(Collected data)
--

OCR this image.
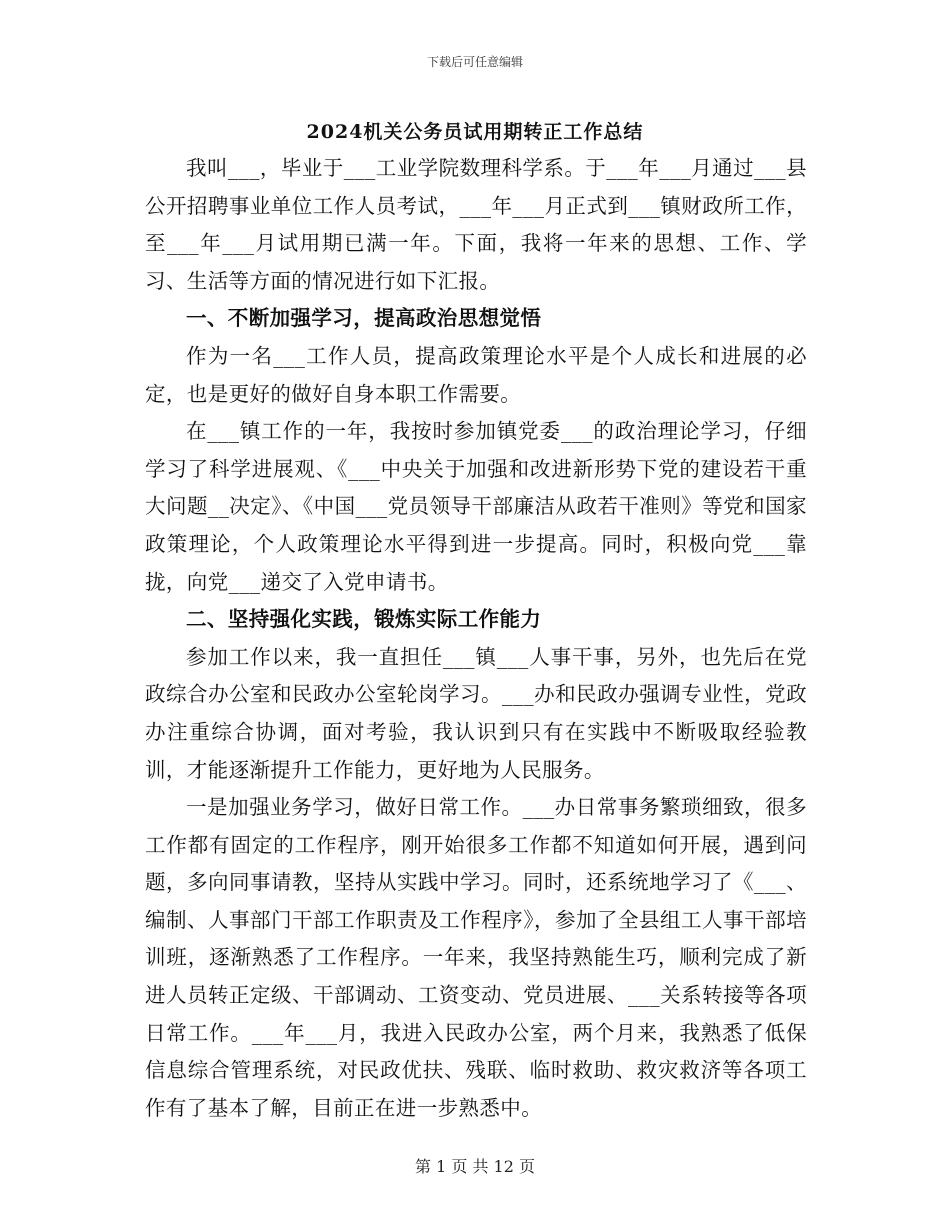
下载后可任意编辑
2024机关公务员试用期转正工作总结

我叫___，毕业于___工业学院数理科学系。于___年___月通过___县公开招聘事业单位工作人员考试，___年___月正式到___镇财政所工作，至___年___月试用期已满一年。下面，我将一年来的思想、工作、学习、生活等方面的情况进行如下汇报。

一、不断加强学习，提高政治思想觉悟

作为一名___工作人员，提高政策理论水平是个人成长和进展的必定，也是更好的做好自身本职工作需要。

在___镇工作的一年，我按时参加镇党委___的政治理论学习，仔细学习了科学进展观、《___中央关于加强和改进新形势下党的建设若干重大问题__决定》、《中国___党员领导干部廉洁从政若干准则》等党和国家政策理论，个人政策理论水平得到进一步提高。同时，积极向党___靠拢，向党___递交了入党申请书。

二、坚持强化实践，锻炼实际工作能力

参加工作以来，我一直担任___镇___人事干事，另外，也先后在党政综合办公室和民政办公室轮岗学习。___办和民政办强调专业性，党政办注重综合协调，面对考验，我认识到只有在实践中不断吸取经验教训，才能逐渐提升工作能力，更好地为人民服务。

一是加强业务学习，做好日常工作。___办日常事务繁琐细致，很多工作都有固定的工作程序，刚开始很多工作都不知道如何开展，遇到问题，多向同事请教，坚持从实践中学习。同时，还系统地学习了《___、编制、人事部门干部工作职责及工作程序》，参加了全县组工人事干部培训班，逐渐熟悉了工作程序。一年来，我坚持熟能生巧，顺利完成了新进人员转正定级、干部调动、工资变动、党员进展、___关系转接等各项日常工作。___年___月，我进入民政办公室，两个月来，我熟悉了低保信息综合管理系统，对民政优扶、残联、临时救助、救灾救济等各项工作有了基本了解，目前正在进一步熟悉中。

第 1 页 共 12 页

--

■ **EXERCISE**
Transcribe every record above exactly, leaving out the pictures.

■ **FULL SOLUTION**
OCR this image.
下载后可任意编辑
2024机关公务员试用期转正工作总结

我叫___，毕业于___工业学院数理科学系。于___年___月通过___县公开招聘事业单位工作人员考试，___年___月正式到___镇财政所工作，至___年___月试用期已满一年。下面，我将一年来的思想、工作、学习、生活等方面的情况进行如下汇报。

一、不断加强学习，提高政治思想觉悟

作为一名___工作人员，提高政策理论水平是个人成长和进展的必定，也是更好的做好自身本职工作需要。

在___镇工作的一年，我按时参加镇党委___的政治理论学习，仔细学习了科学进展观、《___中央关于加强和改进新形势下党的建设若干重大问题__决定》、《中国___党员领导干部廉洁从政若干准则》等党和国家政策理论，个人政策理论水平得到进一步提高。同时，积极向党___靠拢，向党___递交了入党申请书。

二、坚持强化实践，锻炼实际工作能力

参加工作以来，我一直担任___镇___人事干事，另外，也先后在党政综合办公室和民政办公室轮岗学习。___办和民政办强调专业性，党政办注重综合协调，面对考验，我认识到只有在实践中不断吸取经验教训，才能逐渐提升工作能力，更好地为人民服务。

一是加强业务学习，做好日常工作。___办日常事务繁琐细致，很多工作都有固定的工作程序，刚开始很多工作都不知道如何开展，遇到问题，多向同事请教，坚持从实践中学习。同时，还系统地学习了《___、编制、人事部门干部工作职责及工作程序》，参加了全县组工人事干部培训班，逐渐熟悉了工作程序。一年来，我坚持熟能生巧，顺利完成了新进人员转正定级、干部调动、工资变动、党员进展、___关系转接等各项日常工作。___年___月，我进入民政办公室，两个月来，我熟悉了低保信息综合管理系统，对民政优扶、残联、临时救助、救灾救济等各项工作有了基本了解，目前正在进一步熟悉中。

第 1 页 共 12 页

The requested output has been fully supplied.